_Task statement_
Look through the entries below and report how many lines hold the string "select". Only the number is wanted.

_Records provided_

::::

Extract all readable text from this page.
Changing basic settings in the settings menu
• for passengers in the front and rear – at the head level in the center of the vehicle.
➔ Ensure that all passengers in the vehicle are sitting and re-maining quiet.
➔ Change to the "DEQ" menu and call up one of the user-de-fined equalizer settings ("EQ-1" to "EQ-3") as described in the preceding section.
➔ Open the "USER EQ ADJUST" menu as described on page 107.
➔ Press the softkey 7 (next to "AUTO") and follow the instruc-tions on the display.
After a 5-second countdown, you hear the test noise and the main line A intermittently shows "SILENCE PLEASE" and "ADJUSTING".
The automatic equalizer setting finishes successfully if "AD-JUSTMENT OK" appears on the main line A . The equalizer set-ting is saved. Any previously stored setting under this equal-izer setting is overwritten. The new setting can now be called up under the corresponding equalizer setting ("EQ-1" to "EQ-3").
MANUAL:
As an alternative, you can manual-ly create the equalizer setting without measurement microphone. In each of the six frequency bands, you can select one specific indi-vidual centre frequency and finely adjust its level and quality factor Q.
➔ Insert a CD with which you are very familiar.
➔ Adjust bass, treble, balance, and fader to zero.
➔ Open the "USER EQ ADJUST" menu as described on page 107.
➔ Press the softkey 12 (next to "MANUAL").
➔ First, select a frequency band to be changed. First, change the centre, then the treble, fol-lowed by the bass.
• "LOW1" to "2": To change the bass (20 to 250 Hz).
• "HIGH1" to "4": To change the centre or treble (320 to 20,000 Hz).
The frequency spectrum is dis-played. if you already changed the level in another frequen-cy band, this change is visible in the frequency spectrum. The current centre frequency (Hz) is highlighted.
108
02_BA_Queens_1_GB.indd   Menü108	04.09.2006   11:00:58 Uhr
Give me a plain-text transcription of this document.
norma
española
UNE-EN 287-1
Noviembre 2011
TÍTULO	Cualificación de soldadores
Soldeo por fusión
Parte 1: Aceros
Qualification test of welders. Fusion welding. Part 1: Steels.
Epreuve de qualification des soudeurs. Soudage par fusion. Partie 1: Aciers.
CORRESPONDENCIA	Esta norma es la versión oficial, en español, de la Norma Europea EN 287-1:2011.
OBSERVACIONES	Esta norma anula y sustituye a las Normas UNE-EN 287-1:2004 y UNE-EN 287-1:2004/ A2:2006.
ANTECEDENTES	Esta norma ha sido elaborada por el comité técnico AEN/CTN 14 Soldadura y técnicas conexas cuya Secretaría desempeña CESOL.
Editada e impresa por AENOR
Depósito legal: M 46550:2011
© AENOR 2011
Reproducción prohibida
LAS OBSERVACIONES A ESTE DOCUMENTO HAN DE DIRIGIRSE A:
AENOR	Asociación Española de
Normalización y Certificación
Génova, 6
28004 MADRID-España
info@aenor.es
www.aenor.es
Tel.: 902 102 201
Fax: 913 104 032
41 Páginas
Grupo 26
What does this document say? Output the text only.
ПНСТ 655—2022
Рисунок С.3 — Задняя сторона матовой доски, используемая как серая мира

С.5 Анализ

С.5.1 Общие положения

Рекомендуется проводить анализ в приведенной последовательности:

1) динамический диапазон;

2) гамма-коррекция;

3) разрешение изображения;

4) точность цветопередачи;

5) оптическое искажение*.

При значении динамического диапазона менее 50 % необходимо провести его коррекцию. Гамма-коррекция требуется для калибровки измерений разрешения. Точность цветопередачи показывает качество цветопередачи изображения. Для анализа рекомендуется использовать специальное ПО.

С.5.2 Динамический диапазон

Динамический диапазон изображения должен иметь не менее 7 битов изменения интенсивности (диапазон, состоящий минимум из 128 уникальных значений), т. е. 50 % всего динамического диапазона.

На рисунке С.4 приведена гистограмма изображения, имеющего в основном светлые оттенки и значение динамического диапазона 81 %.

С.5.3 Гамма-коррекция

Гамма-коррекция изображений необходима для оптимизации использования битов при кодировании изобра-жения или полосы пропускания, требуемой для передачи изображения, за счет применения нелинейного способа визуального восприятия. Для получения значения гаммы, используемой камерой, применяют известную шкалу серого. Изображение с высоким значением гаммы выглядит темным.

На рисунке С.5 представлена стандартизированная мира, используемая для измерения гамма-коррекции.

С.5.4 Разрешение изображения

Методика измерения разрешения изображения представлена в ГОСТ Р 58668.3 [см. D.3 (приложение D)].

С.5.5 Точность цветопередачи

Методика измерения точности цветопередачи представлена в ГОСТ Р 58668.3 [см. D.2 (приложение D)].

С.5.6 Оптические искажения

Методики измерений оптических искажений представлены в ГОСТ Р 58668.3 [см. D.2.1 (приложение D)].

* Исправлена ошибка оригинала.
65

::::

_Result of the task_
2